* start TASK INPUTS *
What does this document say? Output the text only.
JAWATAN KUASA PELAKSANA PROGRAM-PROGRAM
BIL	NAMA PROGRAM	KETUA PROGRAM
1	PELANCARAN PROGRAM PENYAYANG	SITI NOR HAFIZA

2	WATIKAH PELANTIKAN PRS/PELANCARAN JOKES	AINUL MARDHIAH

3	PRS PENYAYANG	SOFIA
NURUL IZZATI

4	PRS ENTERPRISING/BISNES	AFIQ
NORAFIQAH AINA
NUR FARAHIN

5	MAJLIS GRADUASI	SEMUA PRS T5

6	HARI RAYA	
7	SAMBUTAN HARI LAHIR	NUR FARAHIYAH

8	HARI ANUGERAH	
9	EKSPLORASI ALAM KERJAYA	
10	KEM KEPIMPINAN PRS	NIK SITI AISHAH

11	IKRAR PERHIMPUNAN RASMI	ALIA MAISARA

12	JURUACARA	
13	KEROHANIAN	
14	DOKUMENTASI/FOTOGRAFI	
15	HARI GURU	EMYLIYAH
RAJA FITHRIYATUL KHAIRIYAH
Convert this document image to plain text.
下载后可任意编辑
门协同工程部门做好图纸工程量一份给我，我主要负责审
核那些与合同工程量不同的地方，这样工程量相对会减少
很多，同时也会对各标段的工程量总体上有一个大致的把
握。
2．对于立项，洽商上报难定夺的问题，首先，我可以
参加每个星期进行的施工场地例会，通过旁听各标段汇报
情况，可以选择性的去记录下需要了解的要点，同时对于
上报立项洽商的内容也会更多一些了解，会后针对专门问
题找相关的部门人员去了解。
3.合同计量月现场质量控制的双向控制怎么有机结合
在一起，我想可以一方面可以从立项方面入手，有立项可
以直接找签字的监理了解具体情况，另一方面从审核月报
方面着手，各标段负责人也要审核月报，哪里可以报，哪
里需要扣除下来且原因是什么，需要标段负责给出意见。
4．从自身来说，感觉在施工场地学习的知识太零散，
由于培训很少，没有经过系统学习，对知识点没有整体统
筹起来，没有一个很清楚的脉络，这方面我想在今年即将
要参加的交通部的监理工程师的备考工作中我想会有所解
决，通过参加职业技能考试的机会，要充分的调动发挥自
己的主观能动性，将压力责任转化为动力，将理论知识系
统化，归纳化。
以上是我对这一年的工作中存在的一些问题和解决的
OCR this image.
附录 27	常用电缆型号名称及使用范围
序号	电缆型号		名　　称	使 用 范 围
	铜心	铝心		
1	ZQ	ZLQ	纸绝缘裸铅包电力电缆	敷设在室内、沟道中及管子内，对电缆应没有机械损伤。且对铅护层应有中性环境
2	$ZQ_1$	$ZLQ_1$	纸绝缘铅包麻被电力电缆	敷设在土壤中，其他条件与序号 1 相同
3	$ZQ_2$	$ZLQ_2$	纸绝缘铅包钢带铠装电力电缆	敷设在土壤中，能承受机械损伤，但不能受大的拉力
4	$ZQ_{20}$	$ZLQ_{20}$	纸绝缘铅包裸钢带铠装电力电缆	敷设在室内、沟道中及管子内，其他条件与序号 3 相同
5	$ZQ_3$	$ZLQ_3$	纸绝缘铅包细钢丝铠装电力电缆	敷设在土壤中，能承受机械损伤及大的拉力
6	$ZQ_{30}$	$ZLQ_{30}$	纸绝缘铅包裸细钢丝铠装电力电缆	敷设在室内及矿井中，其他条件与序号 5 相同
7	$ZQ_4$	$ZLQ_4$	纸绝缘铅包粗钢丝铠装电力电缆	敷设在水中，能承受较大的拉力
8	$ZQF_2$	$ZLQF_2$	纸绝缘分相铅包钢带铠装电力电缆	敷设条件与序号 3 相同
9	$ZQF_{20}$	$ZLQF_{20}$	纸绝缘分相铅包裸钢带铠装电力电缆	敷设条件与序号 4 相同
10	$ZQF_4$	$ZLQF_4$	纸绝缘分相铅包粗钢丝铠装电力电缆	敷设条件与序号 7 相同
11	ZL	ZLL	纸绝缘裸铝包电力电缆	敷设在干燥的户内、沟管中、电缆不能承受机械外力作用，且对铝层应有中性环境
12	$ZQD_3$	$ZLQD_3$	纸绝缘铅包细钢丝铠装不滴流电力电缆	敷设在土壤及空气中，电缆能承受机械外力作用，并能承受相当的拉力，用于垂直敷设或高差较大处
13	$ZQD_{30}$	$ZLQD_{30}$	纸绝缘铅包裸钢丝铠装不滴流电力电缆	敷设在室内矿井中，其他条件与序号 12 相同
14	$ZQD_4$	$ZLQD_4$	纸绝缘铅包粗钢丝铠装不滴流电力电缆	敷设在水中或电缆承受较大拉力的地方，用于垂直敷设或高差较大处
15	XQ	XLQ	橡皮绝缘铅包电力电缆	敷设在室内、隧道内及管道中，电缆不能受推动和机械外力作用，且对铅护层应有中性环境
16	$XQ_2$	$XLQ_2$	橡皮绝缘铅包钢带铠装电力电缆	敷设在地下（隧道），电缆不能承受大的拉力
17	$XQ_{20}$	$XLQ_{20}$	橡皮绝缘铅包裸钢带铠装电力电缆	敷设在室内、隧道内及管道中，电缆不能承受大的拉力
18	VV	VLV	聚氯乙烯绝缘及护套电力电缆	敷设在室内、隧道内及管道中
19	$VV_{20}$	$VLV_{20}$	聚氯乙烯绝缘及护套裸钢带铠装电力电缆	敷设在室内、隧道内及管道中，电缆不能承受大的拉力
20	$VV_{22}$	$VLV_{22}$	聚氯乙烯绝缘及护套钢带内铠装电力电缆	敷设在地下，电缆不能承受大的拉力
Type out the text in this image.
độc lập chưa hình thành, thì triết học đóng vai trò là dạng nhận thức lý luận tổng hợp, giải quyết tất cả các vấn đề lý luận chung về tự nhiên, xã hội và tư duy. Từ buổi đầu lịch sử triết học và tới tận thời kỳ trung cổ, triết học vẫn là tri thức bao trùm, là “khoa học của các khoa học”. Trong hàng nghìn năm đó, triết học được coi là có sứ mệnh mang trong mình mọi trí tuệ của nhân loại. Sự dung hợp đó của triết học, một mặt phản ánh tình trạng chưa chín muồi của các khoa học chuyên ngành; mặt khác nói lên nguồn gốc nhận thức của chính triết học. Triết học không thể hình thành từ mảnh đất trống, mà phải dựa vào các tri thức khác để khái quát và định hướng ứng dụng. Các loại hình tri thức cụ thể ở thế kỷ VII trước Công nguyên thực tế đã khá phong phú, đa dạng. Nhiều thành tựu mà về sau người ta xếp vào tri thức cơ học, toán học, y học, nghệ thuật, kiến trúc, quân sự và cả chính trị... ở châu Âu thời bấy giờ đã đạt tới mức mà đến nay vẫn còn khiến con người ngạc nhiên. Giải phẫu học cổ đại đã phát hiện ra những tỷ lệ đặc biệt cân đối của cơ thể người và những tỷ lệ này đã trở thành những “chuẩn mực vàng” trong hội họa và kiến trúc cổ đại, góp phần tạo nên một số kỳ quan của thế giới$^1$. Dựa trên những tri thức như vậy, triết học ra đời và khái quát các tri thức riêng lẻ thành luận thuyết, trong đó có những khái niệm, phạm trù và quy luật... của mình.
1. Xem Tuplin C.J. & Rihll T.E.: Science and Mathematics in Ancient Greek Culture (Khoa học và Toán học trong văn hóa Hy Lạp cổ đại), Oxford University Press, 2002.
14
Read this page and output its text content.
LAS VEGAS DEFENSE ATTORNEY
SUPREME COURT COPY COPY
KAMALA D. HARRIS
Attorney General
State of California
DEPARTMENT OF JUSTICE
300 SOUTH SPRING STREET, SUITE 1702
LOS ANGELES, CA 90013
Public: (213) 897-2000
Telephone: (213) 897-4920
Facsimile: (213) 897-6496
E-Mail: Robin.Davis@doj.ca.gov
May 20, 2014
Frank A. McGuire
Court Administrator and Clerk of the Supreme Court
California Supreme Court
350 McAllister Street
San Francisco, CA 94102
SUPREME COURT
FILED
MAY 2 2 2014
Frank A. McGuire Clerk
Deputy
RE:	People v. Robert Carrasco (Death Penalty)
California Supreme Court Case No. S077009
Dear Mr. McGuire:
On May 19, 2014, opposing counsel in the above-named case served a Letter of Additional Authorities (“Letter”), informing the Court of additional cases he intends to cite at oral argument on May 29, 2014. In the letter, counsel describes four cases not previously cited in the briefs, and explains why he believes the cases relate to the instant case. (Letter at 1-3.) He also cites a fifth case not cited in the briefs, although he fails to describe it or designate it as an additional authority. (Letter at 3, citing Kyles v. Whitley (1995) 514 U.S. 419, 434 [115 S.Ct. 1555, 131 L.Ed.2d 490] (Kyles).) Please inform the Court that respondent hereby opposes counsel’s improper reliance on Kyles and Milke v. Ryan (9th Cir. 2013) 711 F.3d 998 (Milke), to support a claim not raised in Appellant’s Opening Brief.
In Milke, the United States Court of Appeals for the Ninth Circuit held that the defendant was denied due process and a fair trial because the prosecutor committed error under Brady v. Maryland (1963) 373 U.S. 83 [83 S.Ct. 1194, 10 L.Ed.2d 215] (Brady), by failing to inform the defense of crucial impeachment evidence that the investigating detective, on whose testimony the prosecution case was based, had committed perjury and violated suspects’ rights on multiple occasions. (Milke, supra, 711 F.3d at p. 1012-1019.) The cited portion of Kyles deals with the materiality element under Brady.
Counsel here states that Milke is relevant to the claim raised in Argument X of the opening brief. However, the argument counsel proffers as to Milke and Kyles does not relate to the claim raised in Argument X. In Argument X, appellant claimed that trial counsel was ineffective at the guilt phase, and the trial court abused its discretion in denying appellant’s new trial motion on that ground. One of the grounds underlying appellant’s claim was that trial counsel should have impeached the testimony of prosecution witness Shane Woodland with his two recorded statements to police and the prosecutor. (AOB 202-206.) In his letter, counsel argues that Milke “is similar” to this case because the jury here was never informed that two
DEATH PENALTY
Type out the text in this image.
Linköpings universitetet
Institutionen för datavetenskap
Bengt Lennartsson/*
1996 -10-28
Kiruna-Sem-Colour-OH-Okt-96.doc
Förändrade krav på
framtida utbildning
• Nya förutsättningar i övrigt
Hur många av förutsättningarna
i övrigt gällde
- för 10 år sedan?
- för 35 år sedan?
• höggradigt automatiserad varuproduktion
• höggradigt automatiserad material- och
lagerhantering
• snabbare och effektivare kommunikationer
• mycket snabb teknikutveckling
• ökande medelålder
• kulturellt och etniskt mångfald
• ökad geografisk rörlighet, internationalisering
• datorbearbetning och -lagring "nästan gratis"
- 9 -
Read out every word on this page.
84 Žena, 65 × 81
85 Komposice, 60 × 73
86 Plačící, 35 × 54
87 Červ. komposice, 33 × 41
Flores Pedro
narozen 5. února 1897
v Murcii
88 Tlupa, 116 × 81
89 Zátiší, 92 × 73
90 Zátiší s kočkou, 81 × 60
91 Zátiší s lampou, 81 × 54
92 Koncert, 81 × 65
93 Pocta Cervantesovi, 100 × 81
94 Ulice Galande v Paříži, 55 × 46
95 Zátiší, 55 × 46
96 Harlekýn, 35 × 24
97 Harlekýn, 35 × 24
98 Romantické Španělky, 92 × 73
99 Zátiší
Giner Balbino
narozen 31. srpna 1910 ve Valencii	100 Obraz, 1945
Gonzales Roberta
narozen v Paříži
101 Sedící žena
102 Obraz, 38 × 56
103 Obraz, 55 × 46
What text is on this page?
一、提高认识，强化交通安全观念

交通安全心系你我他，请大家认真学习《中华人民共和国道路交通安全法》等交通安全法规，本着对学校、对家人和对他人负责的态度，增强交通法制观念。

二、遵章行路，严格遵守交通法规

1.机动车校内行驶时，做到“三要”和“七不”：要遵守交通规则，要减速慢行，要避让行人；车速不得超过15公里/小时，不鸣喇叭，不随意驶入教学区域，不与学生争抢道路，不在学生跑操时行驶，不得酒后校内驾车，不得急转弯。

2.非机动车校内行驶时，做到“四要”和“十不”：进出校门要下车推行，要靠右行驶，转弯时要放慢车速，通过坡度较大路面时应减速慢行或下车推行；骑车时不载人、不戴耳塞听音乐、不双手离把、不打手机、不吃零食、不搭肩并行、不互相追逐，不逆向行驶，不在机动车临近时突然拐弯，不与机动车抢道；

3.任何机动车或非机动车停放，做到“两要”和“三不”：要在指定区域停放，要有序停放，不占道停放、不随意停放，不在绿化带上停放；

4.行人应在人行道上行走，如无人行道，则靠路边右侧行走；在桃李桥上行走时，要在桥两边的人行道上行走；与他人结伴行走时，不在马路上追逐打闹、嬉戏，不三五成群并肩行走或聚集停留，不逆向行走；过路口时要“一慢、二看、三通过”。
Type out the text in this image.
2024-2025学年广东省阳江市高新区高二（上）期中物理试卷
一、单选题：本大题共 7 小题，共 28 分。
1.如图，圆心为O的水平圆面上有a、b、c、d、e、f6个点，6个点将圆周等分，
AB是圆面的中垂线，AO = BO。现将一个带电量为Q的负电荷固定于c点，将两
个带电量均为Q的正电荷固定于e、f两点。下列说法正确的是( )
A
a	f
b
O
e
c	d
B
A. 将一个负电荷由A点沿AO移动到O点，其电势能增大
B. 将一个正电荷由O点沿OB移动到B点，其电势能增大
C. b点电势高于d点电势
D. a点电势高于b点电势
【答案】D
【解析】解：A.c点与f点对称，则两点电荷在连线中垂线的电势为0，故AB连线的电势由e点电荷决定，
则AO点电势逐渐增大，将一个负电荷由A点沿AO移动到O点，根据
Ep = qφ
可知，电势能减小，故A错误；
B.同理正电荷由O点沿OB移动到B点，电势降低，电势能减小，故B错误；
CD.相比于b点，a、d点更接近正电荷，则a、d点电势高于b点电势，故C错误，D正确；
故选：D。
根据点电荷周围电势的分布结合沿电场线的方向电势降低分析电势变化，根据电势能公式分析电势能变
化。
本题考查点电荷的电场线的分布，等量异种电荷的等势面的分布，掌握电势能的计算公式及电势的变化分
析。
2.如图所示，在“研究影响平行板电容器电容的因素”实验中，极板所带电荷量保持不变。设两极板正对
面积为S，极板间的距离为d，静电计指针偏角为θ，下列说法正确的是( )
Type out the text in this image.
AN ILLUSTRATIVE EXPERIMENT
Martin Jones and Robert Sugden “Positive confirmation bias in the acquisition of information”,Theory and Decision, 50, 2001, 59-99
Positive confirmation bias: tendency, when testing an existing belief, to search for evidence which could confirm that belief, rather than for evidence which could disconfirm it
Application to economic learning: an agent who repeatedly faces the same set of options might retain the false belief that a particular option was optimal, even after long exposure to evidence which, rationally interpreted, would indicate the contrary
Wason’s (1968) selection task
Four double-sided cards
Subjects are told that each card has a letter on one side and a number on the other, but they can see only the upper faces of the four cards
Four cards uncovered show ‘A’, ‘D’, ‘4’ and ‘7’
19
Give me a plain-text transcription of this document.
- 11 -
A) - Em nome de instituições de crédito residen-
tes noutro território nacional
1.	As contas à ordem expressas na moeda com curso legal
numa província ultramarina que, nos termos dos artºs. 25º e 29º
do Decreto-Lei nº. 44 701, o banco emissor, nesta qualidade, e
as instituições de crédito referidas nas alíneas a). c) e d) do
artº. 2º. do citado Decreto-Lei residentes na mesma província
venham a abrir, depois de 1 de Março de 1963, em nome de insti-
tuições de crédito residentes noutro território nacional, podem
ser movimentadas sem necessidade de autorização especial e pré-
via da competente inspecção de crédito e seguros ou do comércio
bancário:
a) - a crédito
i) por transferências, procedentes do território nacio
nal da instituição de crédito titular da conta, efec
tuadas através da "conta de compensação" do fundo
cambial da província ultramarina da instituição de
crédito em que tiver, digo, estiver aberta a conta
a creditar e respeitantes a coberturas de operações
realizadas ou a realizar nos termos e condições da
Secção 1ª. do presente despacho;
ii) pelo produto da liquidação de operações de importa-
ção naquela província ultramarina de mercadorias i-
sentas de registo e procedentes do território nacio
* end TASK INPUTS *
PROBLEM >> Read the entries above, then pull out the lines that include "敷设条件与序号".

THE OUTPUT >>
8	$ZQF_2$	$ZLQF_2$	纸绝缘分相铅包钢带铠装电力电缆	敷设条件与序号 3 相同
9	$ZQF_{20}$	$ZLQF_{20}$	纸绝缘分相铅包裸钢带铠装电力电缆	敷设条件与序号 4 相同
10	$ZQF_4$	$ZLQF_4$	纸绝缘分相铅包粗钢丝铠装电力电缆	敷设条件与序号 7 相同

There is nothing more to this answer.